**GIVEN DATA:**

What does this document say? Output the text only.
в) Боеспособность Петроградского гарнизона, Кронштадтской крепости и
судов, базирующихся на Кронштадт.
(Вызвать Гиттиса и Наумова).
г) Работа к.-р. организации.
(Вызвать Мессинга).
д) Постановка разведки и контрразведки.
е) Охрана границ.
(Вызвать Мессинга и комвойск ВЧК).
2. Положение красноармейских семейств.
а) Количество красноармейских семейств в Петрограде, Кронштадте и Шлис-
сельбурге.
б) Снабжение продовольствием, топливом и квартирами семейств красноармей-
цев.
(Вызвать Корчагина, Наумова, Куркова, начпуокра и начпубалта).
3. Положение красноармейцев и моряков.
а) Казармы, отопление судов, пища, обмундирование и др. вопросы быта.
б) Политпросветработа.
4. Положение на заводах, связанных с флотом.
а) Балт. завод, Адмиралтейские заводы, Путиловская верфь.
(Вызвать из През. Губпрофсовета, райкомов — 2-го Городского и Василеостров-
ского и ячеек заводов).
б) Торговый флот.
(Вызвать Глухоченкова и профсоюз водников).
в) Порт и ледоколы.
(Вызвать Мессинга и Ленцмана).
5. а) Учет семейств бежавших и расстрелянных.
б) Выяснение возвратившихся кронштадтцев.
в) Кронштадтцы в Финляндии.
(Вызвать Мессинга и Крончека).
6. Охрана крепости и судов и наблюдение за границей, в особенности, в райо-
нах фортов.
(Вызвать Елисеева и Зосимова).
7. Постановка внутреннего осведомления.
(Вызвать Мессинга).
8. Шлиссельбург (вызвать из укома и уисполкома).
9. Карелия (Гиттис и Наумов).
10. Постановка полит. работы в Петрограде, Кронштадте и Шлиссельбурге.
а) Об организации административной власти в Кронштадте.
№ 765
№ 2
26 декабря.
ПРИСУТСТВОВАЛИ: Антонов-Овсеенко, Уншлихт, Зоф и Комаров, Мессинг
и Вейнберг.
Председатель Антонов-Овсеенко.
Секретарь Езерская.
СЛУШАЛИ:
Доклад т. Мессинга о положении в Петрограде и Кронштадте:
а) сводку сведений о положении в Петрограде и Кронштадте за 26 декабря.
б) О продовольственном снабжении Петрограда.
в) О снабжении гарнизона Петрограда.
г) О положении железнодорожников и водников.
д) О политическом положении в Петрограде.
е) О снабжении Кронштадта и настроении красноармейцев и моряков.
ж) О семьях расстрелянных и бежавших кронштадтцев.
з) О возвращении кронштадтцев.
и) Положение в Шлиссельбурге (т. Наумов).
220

**THE EXERCISE:** All of the data needs to be printed once more, exactly.

**TASK RESULT:**
What does this document say? Output the text only.
в) Боеспособность Петроградского гарнизона, Кронштадтской крепости и
судов, базирующихся на Кронштадт.
(Вызвать Гиттиса и Наумова).
г) Работа к.-р. организации.
(Вызвать Мессинга).
д) Постановка разведки и контрразведки.
е) Охрана границ.
(Вызвать Мессинга и комвойск ВЧК).
2. Положение красноармейских семейств.
а) Количество красноармейских семейств в Петрограде, Кронштадте и Шлис-
сельбурге.
б) Снабжение продовольствием, топливом и квартирами семейств красноармей-
цев.
(Вызвать Корчагина, Наумова, Куркова, начпуокра и начпубалта).
3. Положение красноармейцев и моряков.
а) Казармы, отопление судов, пища, обмундирование и др. вопросы быта.
б) Политпросветработа.
4. Положение на заводах, связанных с флотом.
а) Балт. завод, Адмиралтейские заводы, Путиловская верфь.
(Вызвать из През. Губпрофсовета, райкомов — 2-го Городского и Василеостров-
ского и ячеек заводов).
б) Торговый флот.
(Вызвать Глухоченкова и профсоюз водников).
в) Порт и ледоколы.
(Вызвать Мессинга и Ленцмана).
5. а) Учет семейств бежавших и расстрелянных.
б) Выяснение возвратившихся кронштадтцев.
в) Кронштадтцы в Финляндии.
(Вызвать Мессинга и Крончека).
6. Охрана крепости и судов и наблюдение за границей, в особенности, в райо-
нах фортов.
(Вызвать Елисеева и Зосимова).
7. Постановка внутреннего осведомления.
(Вызвать Мессинга).
8. Шлиссельбург (вызвать из укома и уисполкома).
9. Карелия (Гиттис и Наумов).
10. Постановка полит. работы в Петрограде, Кронштадте и Шлиссельбурге.
а) Об организации административной власти в Кронштадте.
№ 765
№ 2
26 декабря.
ПРИСУТСТВОВАЛИ: Антонов-Овсеенко, Уншлихт, Зоф и Комаров, Мессинг
и Вейнберг.
Председатель Антонов-Овсеенко.
Секретарь Езерская.
СЛУШАЛИ:
Доклад т. Мессинга о положении в Петрограде и Кронштадте:
а) сводку сведений о положении в Петрограде и Кронштадте за 26 декабря.
б) О продовольственном снабжении Петрограда.
в) О снабжении гарнизона Петрограда.
г) О положении железнодорожников и водников.
д) О политическом положении в Петрограде.
е) О снабжении Кронштадта и настроении красноармейцев и моряков.
ж) О семьях расстрелянных и бежавших кронштадтцев.
з) О возвращении кронштадтцев.
и) Положение в Шлиссельбурге (т. Наумов).
220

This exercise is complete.